▶ Selected text
>>>
# Type of grass?



## Chris12212 (Sep 16, 2021)

Hey any idea if this is grass and the type. About to put down some weed and feed and need to confirm the type.


----------



## Spammage (Apr 30, 2017)

@Chris12212 almost looks like a zoysia, but I'm guessing it's a fescue. You might want to have a county extension office confirm for you. You definitely have some fungal lesions in there BTW.


----------



## Chris12212 (Sep 16, 2021)

Spammage said:


> @Chris12212 almost looks like a zoysia, but I'm guessing it's a fescue. You might want to have a county extension office confirm for you. You definitely have some fungal lesions in there BTW.


Thank you for the reply. I have no idea what I'm doing and I know my lawn is a mess. Moved from the city the the suburbs in May. Wish I had more time this year to try to clean up this lawn. For my own education what shows the fungal lesions?

Chris


----------



## Spammage (Apr 30, 2017)

Chris12212 said:


> Spammage said:
> 
> 
> > @Chris12212 almost looks like a zoysia, but I'm guessing it's a fescue. You might want to have a county extension office confirm for you. You definitely have some fungal lesions in there BTW.
<<<
▶ Listed records
>>>
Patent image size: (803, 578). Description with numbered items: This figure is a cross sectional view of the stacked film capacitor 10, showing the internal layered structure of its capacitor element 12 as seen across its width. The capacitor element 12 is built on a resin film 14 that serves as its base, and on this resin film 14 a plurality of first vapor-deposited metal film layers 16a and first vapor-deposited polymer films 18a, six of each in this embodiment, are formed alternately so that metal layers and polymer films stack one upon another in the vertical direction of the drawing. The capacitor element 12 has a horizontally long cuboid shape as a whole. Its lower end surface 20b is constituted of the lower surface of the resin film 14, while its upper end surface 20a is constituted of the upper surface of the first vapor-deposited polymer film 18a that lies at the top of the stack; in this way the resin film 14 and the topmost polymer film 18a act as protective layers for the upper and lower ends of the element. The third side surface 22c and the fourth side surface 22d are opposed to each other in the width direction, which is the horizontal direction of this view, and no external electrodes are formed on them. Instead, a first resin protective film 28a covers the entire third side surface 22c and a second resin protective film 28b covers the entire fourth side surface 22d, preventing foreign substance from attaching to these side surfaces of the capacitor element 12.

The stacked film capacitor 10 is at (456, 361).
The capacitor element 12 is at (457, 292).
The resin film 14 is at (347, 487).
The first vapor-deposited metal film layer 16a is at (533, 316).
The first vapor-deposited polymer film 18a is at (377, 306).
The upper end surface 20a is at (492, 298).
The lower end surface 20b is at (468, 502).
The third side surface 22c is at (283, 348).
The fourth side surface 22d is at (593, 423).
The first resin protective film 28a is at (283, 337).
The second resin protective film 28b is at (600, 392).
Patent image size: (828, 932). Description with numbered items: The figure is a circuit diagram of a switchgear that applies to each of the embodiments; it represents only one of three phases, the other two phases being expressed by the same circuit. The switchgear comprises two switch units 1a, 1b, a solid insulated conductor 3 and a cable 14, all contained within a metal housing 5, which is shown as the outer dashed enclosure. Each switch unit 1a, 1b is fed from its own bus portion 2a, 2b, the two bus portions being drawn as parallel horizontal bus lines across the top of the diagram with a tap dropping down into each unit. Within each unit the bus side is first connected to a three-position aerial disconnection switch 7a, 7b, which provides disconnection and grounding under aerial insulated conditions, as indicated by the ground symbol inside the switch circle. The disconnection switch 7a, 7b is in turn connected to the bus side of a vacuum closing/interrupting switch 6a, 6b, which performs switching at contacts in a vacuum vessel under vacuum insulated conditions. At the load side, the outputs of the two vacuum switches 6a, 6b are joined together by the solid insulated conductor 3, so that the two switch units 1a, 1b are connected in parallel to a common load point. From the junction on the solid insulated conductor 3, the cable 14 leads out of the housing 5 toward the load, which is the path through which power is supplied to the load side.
<<<
▶ Aim 1
Print the passage of the lawn thread between "# Type of grass?" and "confirm the type.", inclusive, copying it word for word.
▶ Aim 2
Write the next part of the lawn thread, starting right after its last line.

▶ Task output 1
# Type of grass?



## Chris12212 (Sep 16, 2021)

Hey any idea if this is grass and the type. About to put down some weed and feed and need to confirm the type.

▶ Task output 2
> ...


Several of the leafs show either white or grey spots, while others show black spots with the leaf discolored and wilting. One spot looks like Dollar Spot with a dark border around a tan center. Not that you asked, but it also appears that you have quite a bit of globe sedge or something similar in there (spiked ball shaped inflorescence).


----------



## Chris12212 (Sep 16, 2021)

Spammage said:


> Chris12212 said:
> 
> 
> > Spammage said:
> ...


If you could see the whole lawn. Im sure the previous home owner did nothing. I have the most weeds in the neighborhood. Going to need to figure out the steps to clean this all up.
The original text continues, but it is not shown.